= Provided records =
+ + + + +

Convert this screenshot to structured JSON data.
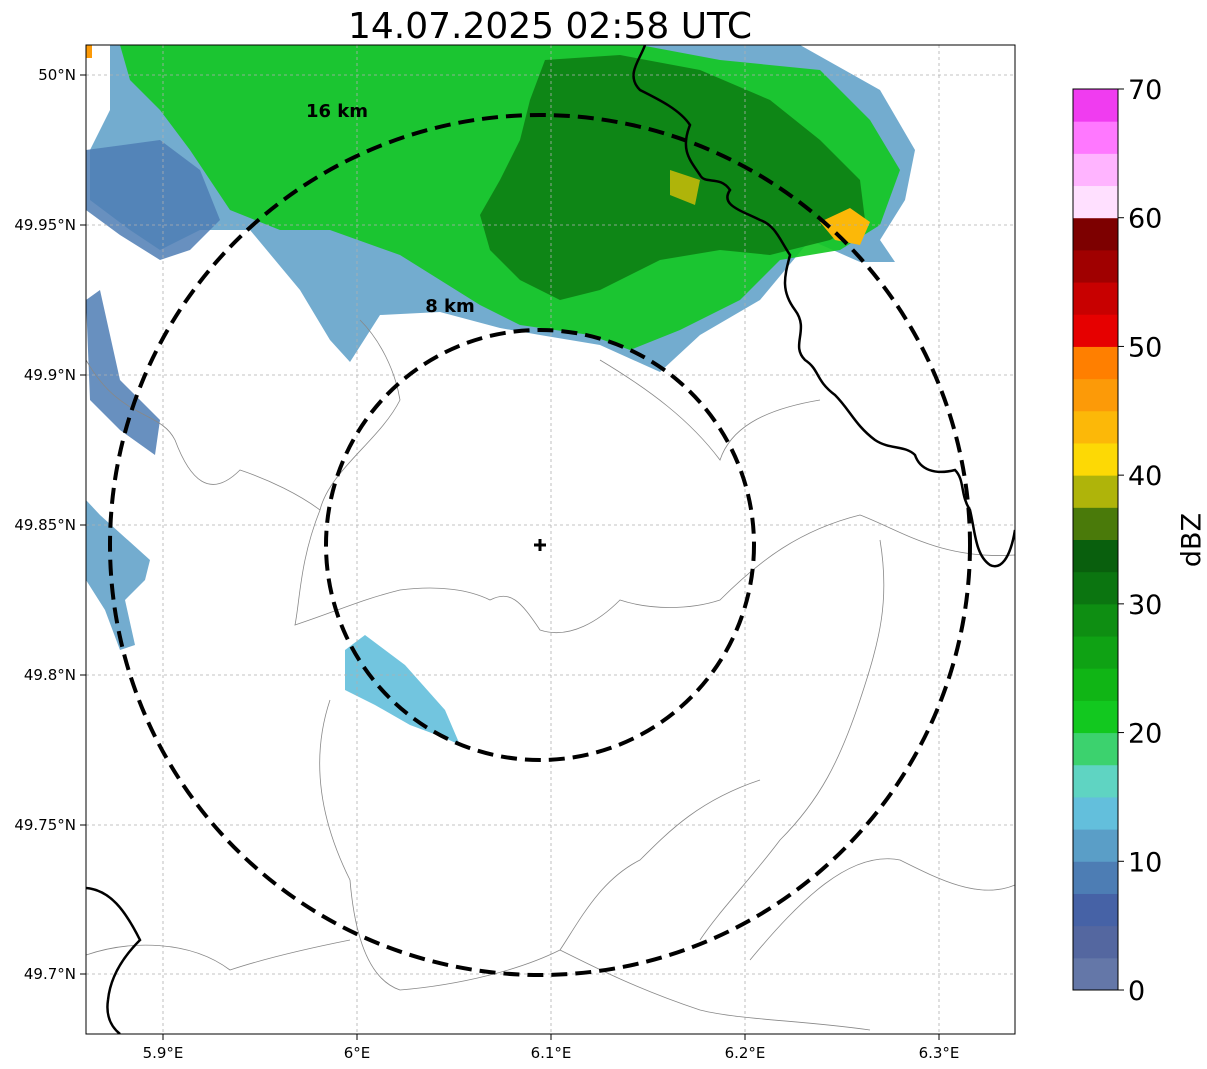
{
  "title": "14.07.2025 02:58 UTC",
  "map": {
    "lon_range": [
      5.86,
      6.34
    ],
    "lat_range": [
      49.68,
      50.01
    ],
    "x_ticks": [
      {
        "value": 5.9,
        "label": "5.9°E"
      },
      {
        "value": 6.0,
        "label": "6°E"
      },
      {
        "value": 6.1,
        "label": "6.1°E"
      },
      {
        "value": 6.2,
        "label": "6.2°E"
      },
      {
        "value": 6.3,
        "label": "6.3°E"
      }
    ],
    "y_ticks": [
      {
        "value": 50.0,
        "label": "50°N"
      },
      {
        "value": 49.95,
        "label": "49.95°N"
      },
      {
        "value": 49.9,
        "label": "49.9°N"
      },
      {
        "value": 49.85,
        "label": "49.85°N"
      },
      {
        "value": 49.8,
        "label": "49.8°N"
      },
      {
        "value": 49.75,
        "label": "49.75°N"
      },
      {
        "value": 49.7,
        "label": "49.7°N"
      }
    ],
    "grid": true,
    "radar_site": {
      "lon": 6.095,
      "lat": 49.843
    },
    "range_rings": [
      {
        "radius_km": 8,
        "label": "8 km"
      },
      {
        "radius_km": 16,
        "label": "16 km"
      }
    ]
  },
  "colorbar": {
    "label": "dBZ",
    "min": 0,
    "max": 70,
    "ticks": [
      0,
      10,
      20,
      30,
      40,
      50,
      60,
      70
    ],
    "colors": [
      "#6477a8",
      "#5467a0",
      "#4662a6",
      "#4d7db4",
      "#5a9ec7",
      "#63bfdc",
      "#5fd4c2",
      "#3cd26e",
      "#12c81f",
      "#10b515",
      "#0fa214",
      "#0e8e12",
      "#0b7510",
      "#095f0d",
      "#4a7a0a",
      "#afb40a",
      "#fdd905",
      "#fcb808",
      "#fc9a08",
      "#ff7f00",
      "#e60000",
      "#c80000",
      "#a00000",
      "#7d0000",
      "#ffe0ff",
      "#ffb4ff",
      "#ff78ff",
      "#f03cf0"
    ]
  }
}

+ + + + +

In the entries above, identify every line with the word "value". Copy those lines.

        "value": 5.9,
        "value": 6.0,
        "value": 6.1,
        "value": 6.2,
        "value": 6.3,
        "value": 50.0,
        "value": 49.95,
        "value": 49.9,
        "value": 49.85,
        "value": 49.8,
        "value": 49.75,
        "value": 49.7,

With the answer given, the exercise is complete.